Only the pictures stay out; every record is to be quoted exactly.

★ ★ ★

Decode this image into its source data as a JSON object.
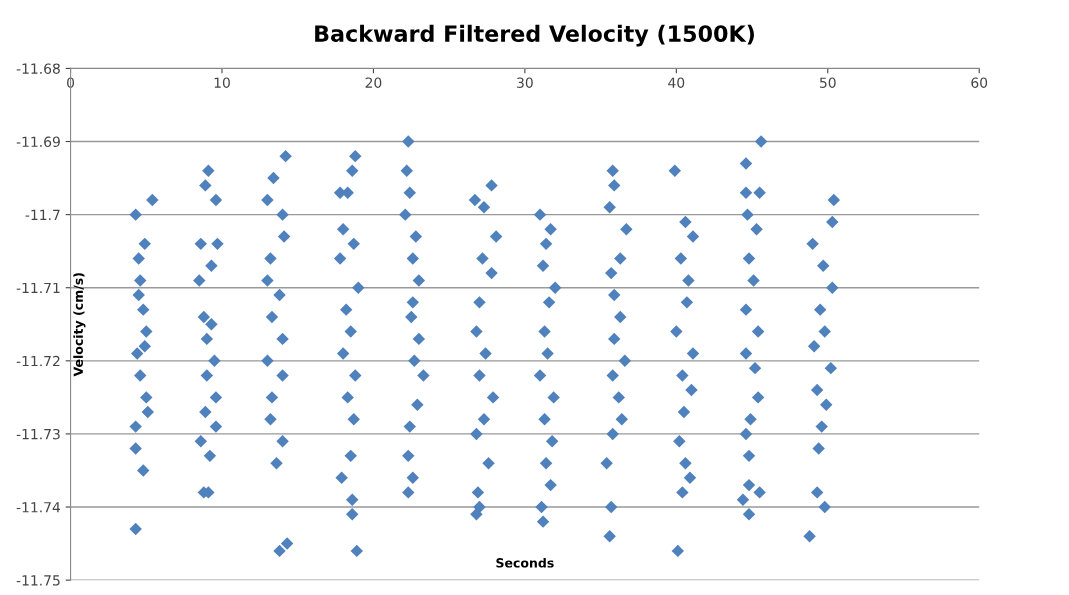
{
  "chart_data": {
    "type": "scatter",
    "title": "Backward Filtered Velocity (1500K)",
    "xlabel": "Seconds",
    "ylabel": "Velocity (cm/s)",
    "xlim": [
      0,
      60
    ],
    "xticks": [
      0,
      10,
      20,
      30,
      40,
      50,
      60
    ],
    "ylim": [
      -11.75,
      -11.68
    ],
    "yticks": [
      -11.68,
      -11.69,
      -11.7,
      -11.71,
      -11.72,
      -11.73,
      -11.74,
      -11.75
    ],
    "grid": "y",
    "marker": "diamond",
    "series": [
      {
        "color": "#4f81bd",
        "x": [
          5.4,
          4.3,
          4.9,
          4.5,
          4.6,
          4.8,
          5.0,
          4.4,
          4.6,
          5.0,
          5.1,
          4.3,
          4.3,
          4.8,
          4.3,
          4.5,
          4.9,
          9.1,
          8.9,
          9.6,
          8.6,
          9.7,
          9.3,
          8.5,
          8.8,
          9.3,
          9.0,
          9.5,
          9.0,
          9.6,
          8.9,
          9.6,
          8.6,
          9.2,
          8.8,
          9.1,
          14.2,
          13.4,
          13.0,
          14.0,
          14.1,
          13.2,
          13.0,
          13.8,
          13.3,
          14.0,
          13.0,
          14.0,
          13.3,
          13.2,
          14.0,
          13.6,
          13.8,
          14.3,
          18.8,
          18.6,
          18.3,
          17.8,
          18.0,
          18.7,
          17.8,
          19.0,
          18.2,
          18.5,
          18.0,
          18.8,
          18.3,
          18.7,
          18.5,
          17.9,
          18.6,
          18.6,
          18.9,
          22.3,
          22.2,
          22.4,
          22.1,
          22.8,
          22.6,
          23.0,
          22.6,
          22.5,
          23.0,
          22.7,
          23.3,
          22.9,
          22.4,
          22.3,
          22.6,
          22.3,
          27.8,
          26.7,
          27.3,
          28.1,
          27.2,
          27.8,
          27.0,
          26.8,
          27.4,
          27.0,
          27.9,
          27.3,
          26.8,
          27.6,
          26.9,
          26.8,
          27.0,
          31.0,
          31.7,
          31.4,
          31.2,
          32.0,
          31.6,
          31.3,
          31.5,
          31.0,
          31.9,
          31.3,
          31.8,
          31.4,
          31.7,
          31.1,
          31.2,
          35.8,
          35.9,
          35.6,
          36.7,
          36.3,
          35.7,
          35.9,
          36.3,
          35.9,
          36.6,
          35.8,
          36.2,
          36.4,
          35.8,
          35.4,
          35.7,
          35.6,
          39.9,
          40.6,
          41.1,
          40.3,
          40.8,
          40.7,
          40.0,
          41.1,
          40.4,
          41.0,
          40.5,
          40.2,
          40.6,
          40.4,
          40.9,
          40.1,
          45.6,
          44.6,
          44.6,
          45.5,
          44.7,
          45.3,
          44.8,
          45.1,
          44.6,
          45.4,
          44.6,
          45.2,
          45.4,
          44.9,
          44.6,
          44.8,
          44.8,
          45.5,
          44.4,
          44.8,
          50.4,
          50.3,
          49.0,
          49.7,
          50.3,
          49.5,
          49.8,
          49.1,
          50.2,
          49.3,
          49.9,
          49.6,
          49.4,
          49.3,
          49.8,
          48.8
        ],
        "values": [
          -11.698,
          -11.7,
          -11.704,
          -11.706,
          -11.709,
          -11.713,
          -11.716,
          -11.719,
          -11.722,
          -11.725,
          -11.727,
          -11.729,
          -11.732,
          -11.735,
          -11.743,
          -11.711,
          -11.718,
          -11.694,
          -11.696,
          -11.698,
          -11.704,
          -11.704,
          -11.707,
          -11.709,
          -11.714,
          -11.715,
          -11.717,
          -11.72,
          -11.722,
          -11.725,
          -11.727,
          -11.729,
          -11.731,
          -11.733,
          -11.738,
          -11.738,
          -11.692,
          -11.695,
          -11.698,
          -11.7,
          -11.703,
          -11.706,
          -11.709,
          -11.711,
          -11.714,
          -11.717,
          -11.72,
          -11.722,
          -11.725,
          -11.728,
          -11.731,
          -11.734,
          -11.746,
          -11.745,
          -11.692,
          -11.694,
          -11.697,
          -11.697,
          -11.702,
          -11.704,
          -11.706,
          -11.71,
          -11.713,
          -11.716,
          -11.719,
          -11.722,
          -11.725,
          -11.728,
          -11.733,
          -11.736,
          -11.739,
          -11.741,
          -11.746,
          -11.69,
          -11.694,
          -11.697,
          -11.7,
          -11.703,
          -11.706,
          -11.709,
          -11.712,
          -11.714,
          -11.717,
          -11.72,
          -11.722,
          -11.726,
          -11.729,
          -11.733,
          -11.736,
          -11.738,
          -11.696,
          -11.698,
          -11.699,
          -11.703,
          -11.706,
          -11.708,
          -11.712,
          -11.716,
          -11.719,
          -11.722,
          -11.725,
          -11.728,
          -11.73,
          -11.734,
          -11.738,
          -11.741,
          -11.74,
          -11.7,
          -11.702,
          -11.704,
          -11.707,
          -11.71,
          -11.712,
          -11.716,
          -11.719,
          -11.722,
          -11.725,
          -11.728,
          -11.731,
          -11.734,
          -11.737,
          -11.74,
          -11.742,
          -11.694,
          -11.696,
          -11.699,
          -11.702,
          -11.706,
          -11.708,
          -11.711,
          -11.714,
          -11.717,
          -11.72,
          -11.722,
          -11.725,
          -11.728,
          -11.73,
          -11.734,
          -11.74,
          -11.744,
          -11.694,
          -11.701,
          -11.703,
          -11.706,
          -11.709,
          -11.712,
          -11.716,
          -11.719,
          -11.722,
          -11.724,
          -11.727,
          -11.731,
          -11.734,
          -11.738,
          -11.736,
          -11.746,
          -11.69,
          -11.693,
          -11.697,
          -11.697,
          -11.7,
          -11.702,
          -11.706,
          -11.709,
          -11.713,
          -11.716,
          -11.719,
          -11.721,
          -11.725,
          -11.728,
          -11.73,
          -11.733,
          -11.737,
          -11.738,
          -11.739,
          -11.741,
          -11.698,
          -11.701,
          -11.704,
          -11.707,
          -11.71,
          -11.713,
          -11.716,
          -11.718,
          -11.721,
          -11.724,
          -11.726,
          -11.729,
          -11.732,
          -11.738,
          -11.74,
          -11.744
        ]
      }
    ]
  }
}
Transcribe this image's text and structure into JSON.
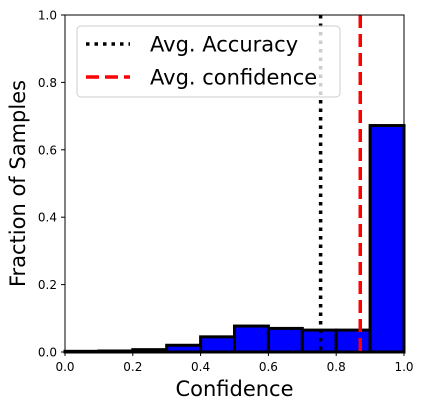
{
  "chart_data": {
    "type": "bar",
    "title": "",
    "xlabel": "Confidence",
    "ylabel": "Fraction of Samples",
    "xlim": [
      0.0,
      1.0
    ],
    "ylim": [
      0.0,
      1.0
    ],
    "grid": false,
    "bin_edges": [
      0.0,
      0.1,
      0.2,
      0.3,
      0.4,
      0.5,
      0.6,
      0.7,
      0.8,
      0.9,
      1.0
    ],
    "values": [
      0.002,
      0.003,
      0.007,
      0.02,
      0.045,
      0.077,
      0.07,
      0.065,
      0.065,
      0.672
    ],
    "bar_color": "#0000ff",
    "edge_color": "#000000",
    "x_ticks": [
      "0.0",
      "0.2",
      "0.4",
      "0.6",
      "0.8",
      "1.0"
    ],
    "y_ticks": [
      "0.0",
      "0.2",
      "0.4",
      "0.6",
      "0.8",
      "1.0"
    ],
    "reference_lines": [
      {
        "label": "Avg. Accuracy",
        "x": 0.754,
        "color": "#000000",
        "style": "dotted"
      },
      {
        "label": "Avg. confidence",
        "x": 0.871,
        "color": "#ff0000",
        "style": "dashed"
      }
    ],
    "legend": {
      "placement": "top-left"
    }
  }
}
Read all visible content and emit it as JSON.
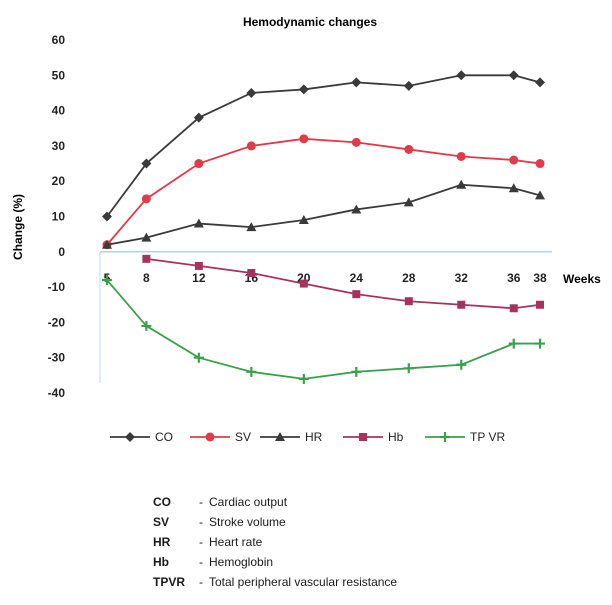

★ ★ ★

* **Response**
Decode this image into its source data as a JSON object.
{
  "chart_data": {
    "type": "scatter",
    "title": "Backward Filtered Velocity (1500K)",
    "xlabel": "Seconds",
    "ylabel": "Velocity (cm/s)",
    "xlim": [
      0,
      60
    ],
    "xticks": [
      0,
      10,
      20,
      30,
      40,
      50,
      60
    ],
    "ylim": [
      -11.75,
      -11.68
    ],
    "yticks": [
      -11.68,
      -11.69,
      -11.7,
      -11.71,
      -11.72,
      -11.73,
      -11.74,
      -11.75
    ],
    "grid": "y",
    "marker": "diamond",
    "series": [
      {
        "color": "#4f81bd",
        "x": [
          5.4,
          4.3,
          4.9,
          4.5,
          4.6,
          4.8,
          5.0,
          4.4,
          4.6,
          5.0,
          5.1,
          4.3,
          4.3,
          4.8,
          4.3,
          4.5,
          4.9,
          9.1,
          8.9,
          9.6,
          8.6,
          9.7,
          9.3,
          8.5,
          8.8,
          9.3,
          9.0,
          9.5,
          9.0,
          9.6,
          8.9,
          9.6,
          8.6,
          9.2,
          8.8,
          9.1,
          14.2,
          13.4,
          13.0,
          14.0,
          14.1,
          13.2,
          13.0,
          13.8,
          13.3,
          14.0,
          13.0,
          14.0,
          13.3,
          13.2,
          14.0,
          13.6,
          13.8,
          14.3,
          18.8,
          18.6,
          18.3,
          17.8,
          18.0,
          18.7,
          17.8,
          19.0,
          18.2,
          18.5,
          18.0,
          18.8,
          18.3,
          18.7,
          18.5,
          17.9,
          18.6,
          18.6,
          18.9,
          22.3,
          22.2,
          22.4,
          22.1,
          22.8,
          22.6,
          23.0,
          22.6,
          22.5,
          23.0,
          22.7,
          23.3,
          22.9,
          22.4,
          22.3,
          22.6,
          22.3,
          27.8,
          26.7,
          27.3,
          28.1,
          27.2,
          27.8,
          27.0,
          26.8,
          27.4,
          27.0,
          27.9,
          27.3,
          26.8,
          27.6,
          26.9,
          26.8,
          27.0,
          31.0,
          31.7,
          31.4,
          31.2,
          32.0,
          31.6,
          31.3,
          31.5,
          31.0,
          31.9,
          31.3,
          31.8,
          31.4,
          31.7,
          31.1,
          31.2,
          35.8,
          35.9,
          35.6,
          36.7,
          36.3,
          35.7,
          35.9,
          36.3,
          35.9,
          36.6,
          35.8,
          36.2,
          36.4,
          35.8,
          35.4,
          35.7,
          35.6,
          39.9,
          40.6,
          41.1,
          40.3,
          40.8,
          40.7,
          40.0,
          41.1,
          40.4,
          41.0,
          40.5,
          40.2,
          40.6,
          40.4,
          40.9,
          40.1,
          45.6,
          44.6,
          44.6,
          45.5,
          44.7,
          45.3,
          44.8,
          45.1,
          44.6,
          45.4,
          44.6,
          45.2,
          45.4,
          44.9,
          44.6,
          44.8,
          44.8,
          45.5,
          44.4,
          44.8,
          50.4,
          50.3,
          49.0,
          49.7,
          50.3,
          49.5,
          49.8,
          49.1,
          50.2,
          49.3,
          49.9,
          49.6,
          49.4,
          49.3,
          49.8,
          48.8
        ],
        "values": [
          -11.698,
          -11.7,
          -11.704,
          -11.706,
          -11.709,
          -11.713,
          -11.716,
          -11.719,
          -11.722,
          -11.725,
          -11.727,
          -11.729,
          -11.732,
          -11.735,
          -11.743,
          -11.711,
          -11.718,
          -11.694,
          -11.696,
          -11.698,
          -11.704,
          -11.704,
          -11.707,
          -11.709,
          -11.714,
          -11.715,
          -11.717,
          -11.72,
          -11.722,
          -11.725,
          -11.727,
          -11.729,
          -11.731,
          -11.733,
          -11.738,
          -11.738,
          -11.692,
          -11.695,
          -11.698,
          -11.7,
          -11.703,
          -11.706,
          -11.709,
          -11.711,
          -11.714,
          -11.717,
          -11.72,
          -11.722,
          -11.725,
          -11.728,
          -11.731,
          -11.734,
          -11.746,
          -11.745,
          -11.692,
          -11.694,
          -11.697,
          -11.697,
          -11.702,
          -11.704,
          -11.706,
          -11.71,
          -11.713,
          -11.716,
          -11.719,
          -11.722,
          -11.725,
          -11.728,
          -11.733,
          -11.736,
          -11.739,
          -11.741,
          -11.746,
          -11.69,
          -11.694,
          -11.697,
          -11.7,
          -11.703,
          -11.706,
          -11.709,
          -11.712,
          -11.714,
          -11.717,
          -11.72,
          -11.722,
          -11.726,
          -11.729,
          -11.733,
          -11.736,
          -11.738,
          -11.696,
          -11.698,
          -11.699,
          -11.703,
          -11.706,
          -11.708,
          -11.712,
          -11.716,
          -11.719,
          -11.722,
          -11.725,
          -11.728,
          -11.73,
          -11.734,
          -11.738,
          -11.741,
          -11.74,
          -11.7,
          -11.702,
          -11.704,
          -11.707,
          -11.71,
          -11.712,
          -11.716,
          -11.719,
          -11.722,
          -11.725,
          -11.728,
          -11.731,
          -11.734,
          -11.737,
          -11.74,
          -11.742,
          -11.694,
          -11.696,
          -11.699,
          -11.702,
          -11.706,
          -11.708,
          -11.711,
          -11.714,
          -11.717,
          -11.72,
          -11.722,
          -11.725,
          -11.728,
          -11.73,
          -11.734,
          -11.74,
          -11.744,
          -11.694,
          -11.701,
          -11.703,
          -11.706,
          -11.709,
          -11.712,
          -11.716,
          -11.719,
          -11.722,
          -11.724,
          -11.727,
          -11.731,
          -11.734,
          -11.738,
          -11.736,
          -11.746,
          -11.69,
          -11.693,
          -11.697,
          -11.697,
          -11.7,
          -11.702,
          -11.706,
          -11.709,
          -11.713,
          -11.716,
          -11.719,
          -11.721,
          -11.725,
          -11.728,
          -11.73,
          -11.733,
          -11.737,
          -11.738,
          -11.739,
          -11.741,
          -11.698,
          -11.701,
          -11.704,
          -11.707,
          -11.71,
          -11.713,
          -11.716,
          -11.718,
          -11.721,
          -11.724,
          -11.726,
          -11.729,
          -11.732,
          -11.738,
          -11.74,
          -11.744
        ]
      }
    ]
  }
}
Transcribe this image's text and structure into JSON.
{
  "chart_data": {
    "type": "bar",
    "title": "",
    "xlabel": "Confidence",
    "ylabel": "Fraction of Samples",
    "xlim": [
      0.0,
      1.0
    ],
    "ylim": [
      0.0,
      1.0
    ],
    "grid": false,
    "bin_edges": [
      0.0,
      0.1,
      0.2,
      0.3,
      0.4,
      0.5,
      0.6,
      0.7,
      0.8,
      0.9,
      1.0
    ],
    "values": [
      0.002,
      0.003,
      0.007,
      0.02,
      0.045,
      0.077,
      0.07,
      0.065,
      0.065,
      0.672
    ],
    "bar_color": "#0000ff",
    "edge_color": "#000000",
    "x_ticks": [
      "0.0",
      "0.2",
      "0.4",
      "0.6",
      "0.8",
      "1.0"
    ],
    "y_ticks": [
      "0.0",
      "0.2",
      "0.4",
      "0.6",
      "0.8",
      "1.0"
    ],
    "reference_lines": [
      {
        "label": "Avg. Accuracy",
        "x": 0.754,
        "color": "#000000",
        "style": "dotted"
      },
      {
        "label": "Avg. confidence",
        "x": 0.871,
        "color": "#ff0000",
        "style": "dashed"
      }
    ],
    "legend": {
      "placement": "top-left"
    }
  }
}
Read all visible content and emit it as JSON.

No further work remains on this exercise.